>> begin Input

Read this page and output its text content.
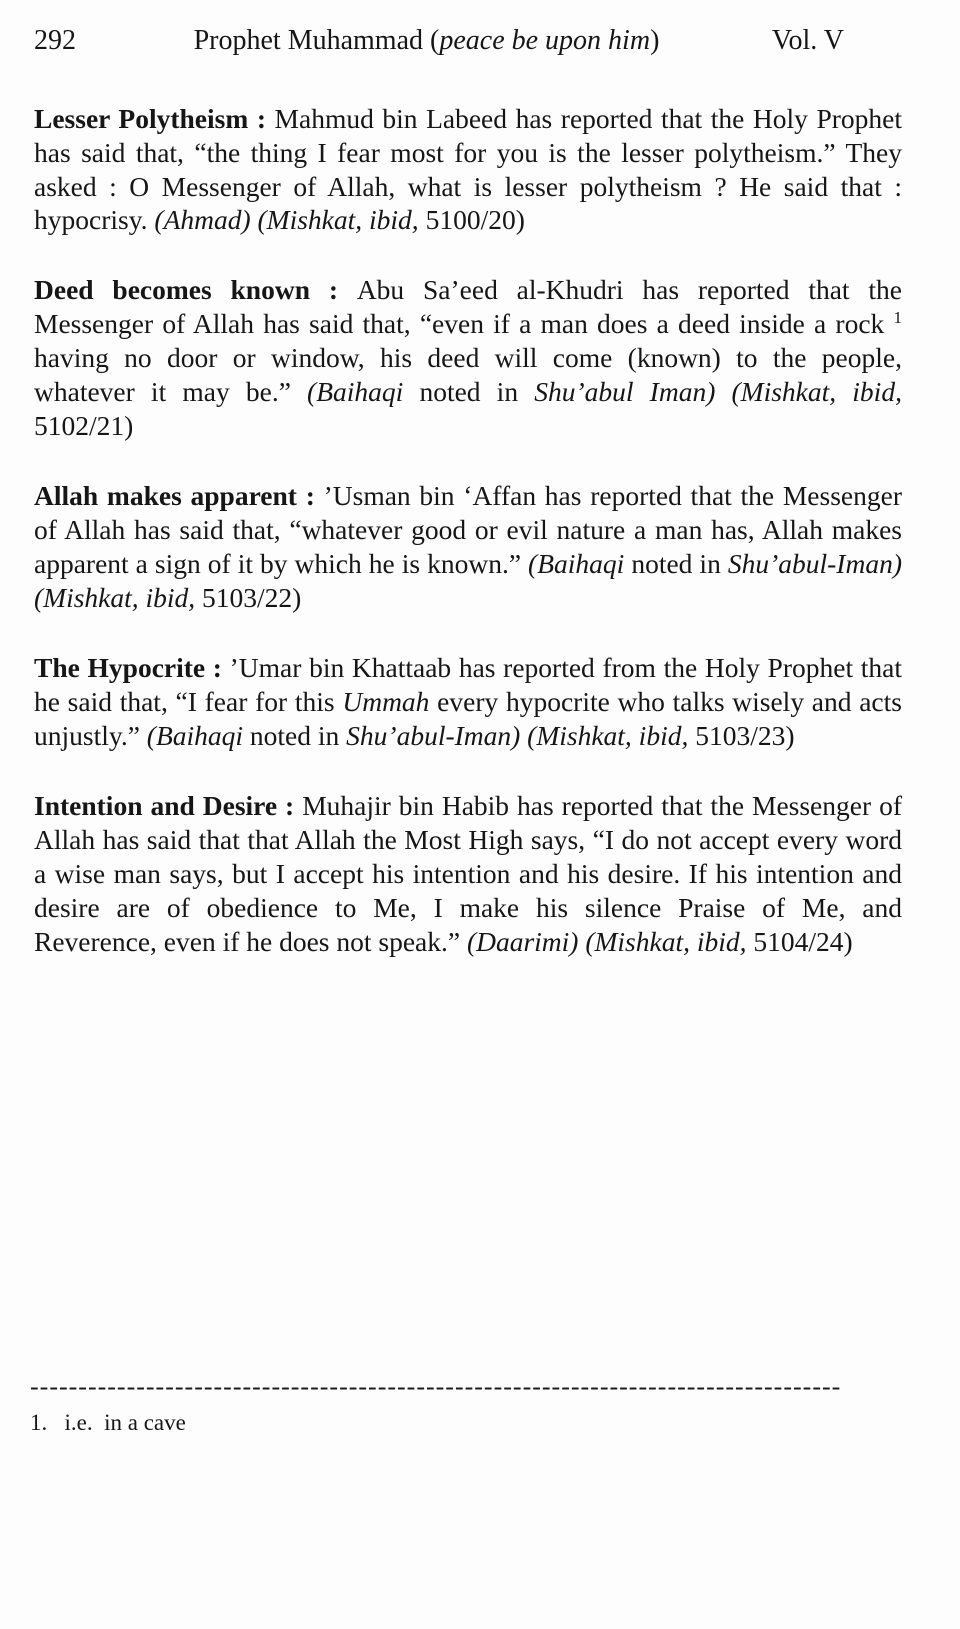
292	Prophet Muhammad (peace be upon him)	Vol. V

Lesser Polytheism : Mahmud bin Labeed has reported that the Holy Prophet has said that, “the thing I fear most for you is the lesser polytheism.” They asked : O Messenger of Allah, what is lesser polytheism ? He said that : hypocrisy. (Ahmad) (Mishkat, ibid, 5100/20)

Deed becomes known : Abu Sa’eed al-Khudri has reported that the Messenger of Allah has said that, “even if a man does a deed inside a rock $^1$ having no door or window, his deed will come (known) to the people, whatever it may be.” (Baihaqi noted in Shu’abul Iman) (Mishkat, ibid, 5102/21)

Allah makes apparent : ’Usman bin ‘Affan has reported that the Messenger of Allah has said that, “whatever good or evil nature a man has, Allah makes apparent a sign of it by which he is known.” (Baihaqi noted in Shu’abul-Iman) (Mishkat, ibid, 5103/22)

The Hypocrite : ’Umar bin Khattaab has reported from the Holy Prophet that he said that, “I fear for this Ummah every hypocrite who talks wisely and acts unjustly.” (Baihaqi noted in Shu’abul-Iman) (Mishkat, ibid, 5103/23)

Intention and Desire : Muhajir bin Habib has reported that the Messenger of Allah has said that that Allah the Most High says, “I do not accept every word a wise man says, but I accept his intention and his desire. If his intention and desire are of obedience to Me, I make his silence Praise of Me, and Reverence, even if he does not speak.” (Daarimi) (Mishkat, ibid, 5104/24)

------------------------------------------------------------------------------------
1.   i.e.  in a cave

>> end Input

## Exercise
Take the listing and print it again exactly, but without any pictures.

## Answer to the task
Read this page and output its text content.
292	Prophet Muhammad (peace be upon him)	Vol. V

Lesser Polytheism : Mahmud bin Labeed has reported that the Holy Prophet has said that, “the thing I fear most for you is the lesser polytheism.” They asked : O Messenger of Allah, what is lesser polytheism ? He said that : hypocrisy. (Ahmad) (Mishkat, ibid, 5100/20)

Deed becomes known : Abu Sa’eed al-Khudri has reported that the Messenger of Allah has said that, “even if a man does a deed inside a rock $^1$ having no door or window, his deed will come (known) to the people, whatever it may be.” (Baihaqi noted in Shu’abul Iman) (Mishkat, ibid, 5102/21)

Allah makes apparent : ’Usman bin ‘Affan has reported that the Messenger of Allah has said that, “whatever good or evil nature a man has, Allah makes apparent a sign of it by which he is known.” (Baihaqi noted in Shu’abul-Iman) (Mishkat, ibid, 5103/22)

The Hypocrite : ’Umar bin Khattaab has reported from the Holy Prophet that he said that, “I fear for this Ummah every hypocrite who talks wisely and acts unjustly.” (Baihaqi noted in Shu’abul-Iman) (Mishkat, ibid, 5103/23)

Intention and Desire : Muhajir bin Habib has reported that the Messenger of Allah has said that that Allah the Most High says, “I do not accept every word a wise man says, but I accept his intention and his desire. If his intention and desire are of obedience to Me, I make his silence Praise of Me, and Reverence, even if he does not speak.” (Daarimi) (Mishkat, ibid, 5104/24)

------------------------------------------------------------------------------------
1.   i.e.  in a cave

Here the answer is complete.